YOUR INSTRUCTIONS: Determine which lines contain the word "Ἰωάβ", then copy those lines.

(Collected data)
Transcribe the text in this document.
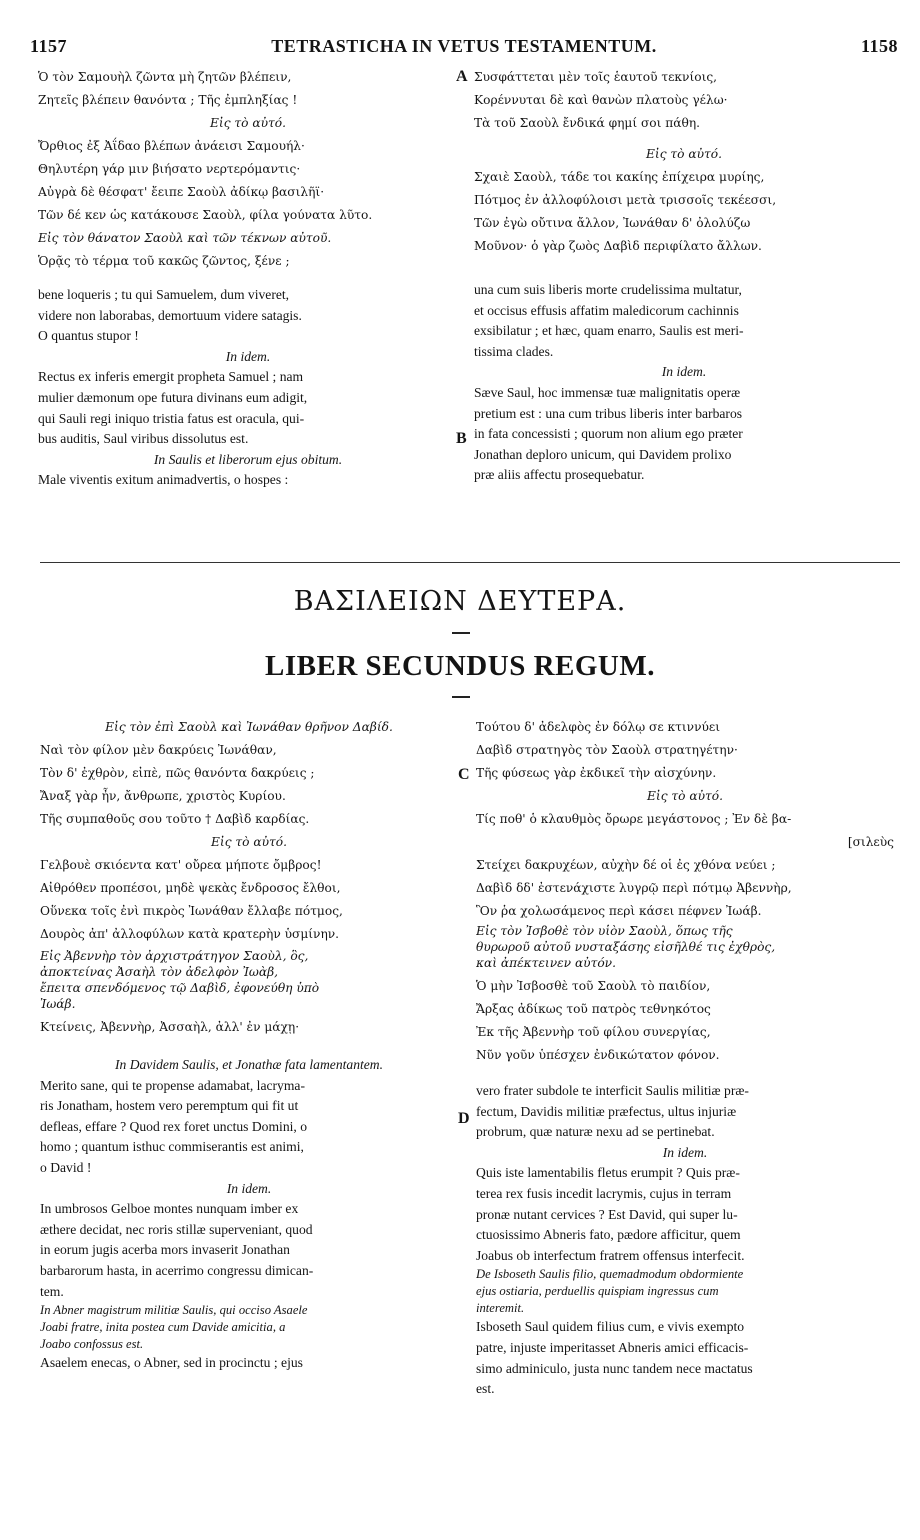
1157	TETRASTICHA IN VETUS TESTAMENTUM.	1158
Ὁ τὸν Σαμουὴλ ζῶντα μὴ ζητῶν βλέπειν,
Ζητεῖς βλέπειν θανόντα ; Τῆς ἐμπληξίας !
Εἰς τὸ αὐτό.
Ὄρθιος ἐξ Ἀΐδαο βλέπων ἀνάεισι Σαμουήλ·
Θηλυτέρη γάρ μιν βιήσατο νερτερόμαντις·
Αὐγρὰ δὲ θέσφατ' ἔειπε Σαοὺλ ἀδίκῳ βασιλῆϊ·
Τῶν δέ κεν ὡς κατάκουσε Σαοὺλ, φίλα γούνατα λῦτο.
Εἰς τὸν θάνατον Σαοὺλ καὶ τῶν τέκνων αὐτοῦ.
Ὁρᾷς τὸ τέρμα τοῦ κακῶς ζῶντος, ξένε ;
bene loqueris ; tu qui Samuelem, dum viveret,
videre non laborabas, demortuum videre satagis.
O quantus stupor !
In idem.
Rectus ex inferis emergit propheta Samuel ; nam
mulier dæmonum ope futura divinans eum adigit,
qui Sauli regi iniquo tristia fatus est oracula, qui-
bus auditis, Saul viribus dissolutus est.
In Saulis et liberorum ejus obitum.
Male viventis exitum animadvertis, o hospes :
Συσφάττεται μὲν τοῖς ἑαυτοῦ τεκνίοις,
Κορέννυται δὲ καὶ θανὼν πλατοὺς γέλω·
Τὰ τοῦ Σαοὺλ ἔνδικά φημί σοι πάθη.
Εἰς τὸ αὐτό.
Σχαιὲ Σαοὺλ, τάδε τοι κακίης ἐπίχειρα μυρίης,
Πότμος ἐν ἀλλοφύλοισι μετὰ τρισσοῖς τεκέεσσι,
Τῶν ἐγὼ οὔτινα ἄλλον, Ἰωνάθαν δ' ὀλολύζω
Μοῦνον· ὁ γὰρ ζωὸς Δαβὶδ περιφίλατο ἄλλων.
una cum suis liberis morte crudelissima multatur,
et occisus effusis affatim maledicorum cachinnis
exsibilatur ; et hæc, quam enarro, Saulis est meri-
tissima clades.
In idem.
Sæve Saul, hoc immensæ tuæ malignitatis operæ
pretium est : una cum tribus liberis inter barbaros
in fata concessisti ; quorum non alium ego præter
Jonathan deploro unicum, qui Davidem prolixo
præ aliis affectu prosequebatur.
A
B
ΒΑΣΙΛΕΙΩΝ ΔΕΥΤΕΡΑ.
LIBER SECUNDUS REGUM.
Εἰς τὸν ἐπὶ Σαοὺλ καὶ Ἰωνάθαν θρῆνον Δαβίδ.
Ναὶ τὸν φίλον μὲν δακρύεις Ἰωνάθαν,
Τὸν δ' ἐχθρὸν, εἰπὲ, πῶς θανόντα δακρύεις ;
Ἄναξ γὰρ ἦν, ἄνθρωπε, χριστὸς Κυρίου.
Τῆς συμπαθοῦς σου τοῦτο † Δαβὶδ καρδίας.
Εἰς τὸ αὐτό.
Γελβουὲ σκιόεντα κατ' οὔρεα μήποτε ὄμβρος!
Αἰθρόθεν προπέσοι, μηδὲ ψεκὰς ἔνδροσος ἔλθοι,
Οὕνεκα τοῖς ἐνὶ πικρὸς Ἰωνάθαν ἔλλαβε πότμος,
Δουρὸς ἀπ' ἀλλοφύλων κατὰ κρατερὴν ὑσμίνην.
Εἰς Ἀβεννὴρ τὸν ἀρχιστράτηγον Σαοὺλ, ὃς,
ἀποκτείνας Ἀσαὴλ τὸν ἀδελφὸν Ἰωὰβ,
ἔπειτα σπενδόμενος τῷ Δαβὶδ, ἐφονεύθη ὑπὸ
Ἰωάβ.
Κτείνεις, Ἀβεννὴρ, Ἀσσαὴλ, ἀλλ' ἐν μάχῃ·
In Davidem Saulis, et Jonathæ fata lamentantem.
Merito sane, qui te propense adamabat, lacryma-
ris Jonatham, hostem vero peremptum qui fit ut
defleas, effare ? Quod rex foret unctus Domini, o
homo ; quantum isthuc commiserantis est animi,
o David !
In idem.
In umbrosos Gelboe montes nunquam imber ex
æthere decidat, nec roris stillæ superveniant, quod
in eorum jugis acerba mors invaserit Jonathan
barbarorum hasta, in acerrimo congressu dimican-
tem.
In Abner magistrum militiæ Saulis, qui occiso Asaele
Joabi fratre, inita postea cum Davide amicitia, a
Joabo confossus est.
Asaelem enecas, o Abner, sed in procinctu ; ejus
Τούτου δ' ἀδελφὸς ἐν δόλῳ σε κτιννύει
Δαβὶδ στρατηγὸς τὸν Σαοὺλ στρατηγέτην·
Τῆς φύσεως γὰρ ἐκδικεῖ τὴν αἰσχύνην.
Εἰς τὸ αὐτό.
Τίς ποθ' ὁ κλαυθμὸς ὄρωρε μεγάστονος ; Ἐν δὲ βα-
[σιλεὺς
Στείχει δακρυχέων, αὐχὴν δέ οἱ ἐς χθόνα νεύει ;
Δαβὶδ δδ' ἐστενάχιστε λυγρῷ περὶ πότμῳ Ἀβεννὴρ,
Ὃν ῥα χολωσάμενος περὶ κάσει πέφνεν Ἰωάβ.
Εἰς τὸν Ἰσβοθὲ τὸν υἱὸν Σαοὺλ, ὅπως τῆς
θυρωροῦ αὐτοῦ νυσταξάσης εἰσῆλθέ τις ἐχθρὸς,
καὶ ἀπέκτεινεν αὐτόν.
Ὁ μὴν Ἰσβοσθὲ τοῦ Σαοὺλ τὸ παιδίον,
Ἄρξας ἀδίκως τοῦ πατρὸς τεθνηκότος
Ἐκ τῆς Ἀβεννὴρ τοῦ φίλου συνεργίας,
Νῦν γοῦν ὑπέσχεν ἐνδικώτατον φόνον.
vero frater subdole te interficit Saulis militiæ præ-
fectum, Davidis militiæ præfectus, ultus injuriæ
probrum, quæ naturæ nexu ad se pertinebat.
In idem.
Quis iste lamentabilis fletus erumpit ? Quis præ-
terea rex fusis incedit lacrymis, cujus in terram
pronæ nutant cervices ? Est David, qui super lu-
ctuosissimo Abneris fato, pædore afficitur, quem
Joabus ob interfectum fratrem offensus interfecit.
De Isboseth Saulis filio, quemadmodum obdormiente
ejus ostiaria, perduellis quispiam ingressus cum
interemit.
Isboseth Saul quidem filius cum, e vivis exempto
patre, injuste imperitasset Abneris amici efficacis-
simo adminiculo, justa nunc tandem nece mactatus
est.
C
D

RESPONSE TO THIS EXERCISE:
Ἰωάβ.
Ὃν ῥα χολωσάμενος περὶ κάσει πέφνεν Ἰωάβ.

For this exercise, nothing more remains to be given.